# [Stated exercise]
Print every line of the listing exactly, please.

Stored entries
+ + +

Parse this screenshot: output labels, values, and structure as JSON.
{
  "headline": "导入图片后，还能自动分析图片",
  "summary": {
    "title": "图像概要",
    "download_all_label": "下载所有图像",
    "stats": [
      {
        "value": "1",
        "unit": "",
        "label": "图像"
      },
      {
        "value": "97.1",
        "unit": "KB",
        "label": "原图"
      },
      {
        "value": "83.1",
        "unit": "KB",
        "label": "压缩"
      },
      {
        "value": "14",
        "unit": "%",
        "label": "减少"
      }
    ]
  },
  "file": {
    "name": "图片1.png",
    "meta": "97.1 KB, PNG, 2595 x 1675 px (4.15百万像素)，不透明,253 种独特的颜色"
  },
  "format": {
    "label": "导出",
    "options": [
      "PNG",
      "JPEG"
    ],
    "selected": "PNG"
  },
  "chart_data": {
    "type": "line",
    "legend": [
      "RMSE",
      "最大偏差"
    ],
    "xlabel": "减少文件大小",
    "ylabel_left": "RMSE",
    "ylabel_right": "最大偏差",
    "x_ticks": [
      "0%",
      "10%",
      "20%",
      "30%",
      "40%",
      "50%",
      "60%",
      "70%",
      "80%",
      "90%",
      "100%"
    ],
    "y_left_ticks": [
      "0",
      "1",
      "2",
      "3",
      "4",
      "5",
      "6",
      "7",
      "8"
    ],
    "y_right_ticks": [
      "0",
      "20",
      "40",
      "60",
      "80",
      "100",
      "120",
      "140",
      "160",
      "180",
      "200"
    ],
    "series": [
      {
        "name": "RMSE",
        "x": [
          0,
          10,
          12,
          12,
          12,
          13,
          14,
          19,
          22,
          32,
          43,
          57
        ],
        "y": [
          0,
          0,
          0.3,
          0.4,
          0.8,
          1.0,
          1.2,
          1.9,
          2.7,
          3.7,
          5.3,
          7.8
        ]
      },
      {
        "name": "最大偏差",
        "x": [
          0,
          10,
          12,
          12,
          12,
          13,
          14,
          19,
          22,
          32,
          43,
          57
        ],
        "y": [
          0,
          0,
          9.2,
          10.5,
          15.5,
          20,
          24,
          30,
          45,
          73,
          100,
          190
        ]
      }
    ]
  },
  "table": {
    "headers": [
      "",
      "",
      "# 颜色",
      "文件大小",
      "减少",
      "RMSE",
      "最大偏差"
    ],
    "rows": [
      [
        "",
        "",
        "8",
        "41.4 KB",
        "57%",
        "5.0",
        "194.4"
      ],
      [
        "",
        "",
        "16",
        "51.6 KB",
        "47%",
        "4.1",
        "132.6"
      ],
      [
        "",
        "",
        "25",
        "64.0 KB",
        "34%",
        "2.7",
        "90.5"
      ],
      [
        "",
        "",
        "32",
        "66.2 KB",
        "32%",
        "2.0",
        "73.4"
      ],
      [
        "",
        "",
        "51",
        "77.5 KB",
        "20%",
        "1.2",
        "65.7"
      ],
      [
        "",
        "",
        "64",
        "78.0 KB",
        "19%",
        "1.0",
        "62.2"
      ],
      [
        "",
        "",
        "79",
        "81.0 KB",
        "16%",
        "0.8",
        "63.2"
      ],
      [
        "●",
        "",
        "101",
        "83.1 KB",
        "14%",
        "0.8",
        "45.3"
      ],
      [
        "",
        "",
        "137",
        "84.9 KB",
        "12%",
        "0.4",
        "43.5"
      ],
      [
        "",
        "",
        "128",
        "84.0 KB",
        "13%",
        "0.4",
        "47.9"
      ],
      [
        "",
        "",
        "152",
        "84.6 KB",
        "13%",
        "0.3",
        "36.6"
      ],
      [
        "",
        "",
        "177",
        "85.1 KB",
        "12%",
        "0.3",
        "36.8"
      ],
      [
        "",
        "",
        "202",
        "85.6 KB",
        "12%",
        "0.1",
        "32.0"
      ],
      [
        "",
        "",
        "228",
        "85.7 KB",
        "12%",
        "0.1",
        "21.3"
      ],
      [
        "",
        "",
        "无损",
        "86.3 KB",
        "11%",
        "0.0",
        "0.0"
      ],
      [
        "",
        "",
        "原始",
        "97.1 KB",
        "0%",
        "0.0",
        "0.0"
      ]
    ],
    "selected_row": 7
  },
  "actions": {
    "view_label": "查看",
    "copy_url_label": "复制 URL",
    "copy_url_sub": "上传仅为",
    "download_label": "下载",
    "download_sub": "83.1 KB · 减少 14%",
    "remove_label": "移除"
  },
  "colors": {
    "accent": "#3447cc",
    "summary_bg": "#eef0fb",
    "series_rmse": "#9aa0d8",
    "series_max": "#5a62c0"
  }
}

+ + +

# [Written reply]
Parse this screenshot: output labels, values, and structure as JSON.
{
  "headline": "导入图片后，还能自动分析图片",
  "summary": {
    "title": "图像概要",
    "download_all_label": "下载所有图像",
    "stats": [
      {
        "value": "1",
        "unit": "",
        "label": "图像"
      },
      {
        "value": "97.1",
        "unit": "KB",
        "label": "原图"
      },
      {
        "value": "83.1",
        "unit": "KB",
        "label": "压缩"
      },
      {
        "value": "14",
        "unit": "%",
        "label": "减少"
      }
    ]
  },
  "file": {
    "name": "图片1.png",
    "meta": "97.1 KB, PNG, 2595 x 1675 px (4.15百万像素)，不透明,253 种独特的颜色"
  },
  "format": {
    "label": "导出",
    "options": [
      "PNG",
      "JPEG"
    ],
    "selected": "PNG"
  },
  "chart_data": {
    "type": "line",
    "legend": [
      "RMSE",
      "最大偏差"
    ],
    "xlabel": "减少文件大小",
    "ylabel_left": "RMSE",
    "ylabel_right": "最大偏差",
    "x_ticks": [
      "0%",
      "10%",
      "20%",
      "30%",
      "40%",
      "50%",
      "60%",
      "70%",
      "80%",
      "90%",
      "100%"
    ],
    "y_left_ticks": [
      "0",
      "1",
      "2",
      "3",
      "4",
      "5",
      "6",
      "7",
      "8"
    ],
    "y_right_ticks": [
      "0",
      "20",
      "40",
      "60",
      "80",
      "100",
      "120",
      "140",
      "160",
      "180",
      "200"
    ],
    "series": [
      {
        "name": "RMSE",
        "x": [
          0,
          10,
          12,
          12,
          12,
          13,
          14,
          19,
          22,
          32,
          43,
          57
        ],
        "y": [
          0,
          0,
          0.3,
          0.4,
          0.8,
          1.0,
          1.2,
          1.9,
          2.7,
          3.7,
          5.3,
          7.8
        ]
      },
      {
        "name": "最大偏差",
        "x": [
          0,
          10,
          12,
          12,
          12,
          13,
          14,
          19,
          22,
          32,
          43,
          57
        ],
        "y": [
          0,
          0,
          9.2,
          10.5,
          15.5,
          20,
          24,
          30,
          45,
          73,
          100,
          190
        ]
      }
    ]
  },
  "table": {
    "headers": [
      "",
      "",
      "# 颜色",
      "文件大小",
      "减少",
      "RMSE",
      "最大偏差"
    ],
    "rows": [
      [
        "",
        "",
        "8",
        "41.4 KB",
        "57%",
        "5.0",
        "194.4"
      ],
      [
        "",
        "",
        "16",
        "51.6 KB",
        "47%",
        "4.1",
        "132.6"
      ],
      [
        "",
        "",
        "25",
        "64.0 KB",
        "34%",
        "2.7",
        "90.5"
      ],
      [
        "",
        "",
        "32",
        "66.2 KB",
        "32%",
        "2.0",
        "73.4"
      ],
      [
        "",
        "",
        "51",
        "77.5 KB",
        "20%",
        "1.2",
        "65.7"
      ],
      [
        "",
        "",
        "64",
        "78.0 KB",
        "19%",
        "1.0",
        "62.2"
      ],
      [
        "",
        "",
        "79",
        "81.0 KB",
        "16%",
        "0.8",
        "63.2"
      ],
      [
        "●",
        "",
        "101",
        "83.1 KB",
        "14%",
        "0.8",
        "45.3"
      ],
      [
        "",
        "",
        "137",
        "84.9 KB",
        "12%",
        "0.4",
        "43.5"
      ],
      [
        "",
        "",
        "128",
        "84.0 KB",
        "13%",
        "0.4",
        "47.9"
      ],
      [
        "",
        "",
        "152",
        "84.6 KB",
        "13%",
        "0.3",
        "36.6"
      ],
      [
        "",
        "",
        "177",
        "85.1 KB",
        "12%",
        "0.3",
        "36.8"
      ],
      [
        "",
        "",
        "202",
        "85.6 KB",
        "12%",
        "0.1",
        "32.0"
      ],
      [
        "",
        "",
        "228",
        "85.7 KB",
        "12%",
        "0.1",
        "21.3"
      ],
      [
        "",
        "",
        "无损",
        "86.3 KB",
        "11%",
        "0.0",
        "0.0"
      ],
      [
        "",
        "",
        "原始",
        "97.1 KB",
        "0%",
        "0.0",
        "0.0"
      ]
    ],
    "selected_row": 7
  },
  "actions": {
    "view_label": "查看",
    "copy_url_label": "复制 URL",
    "copy_url_sub": "上传仅为",
    "download_label": "下载",
    "download_sub": "83.1 KB · 减少 14%",
    "remove_label": "移除"
  },
  "colors": {
    "accent": "#3447cc",
    "summary_bg": "#eef0fb",
    "series_rmse": "#9aa0d8",
    "series_max": "#5a62c0"
  }
}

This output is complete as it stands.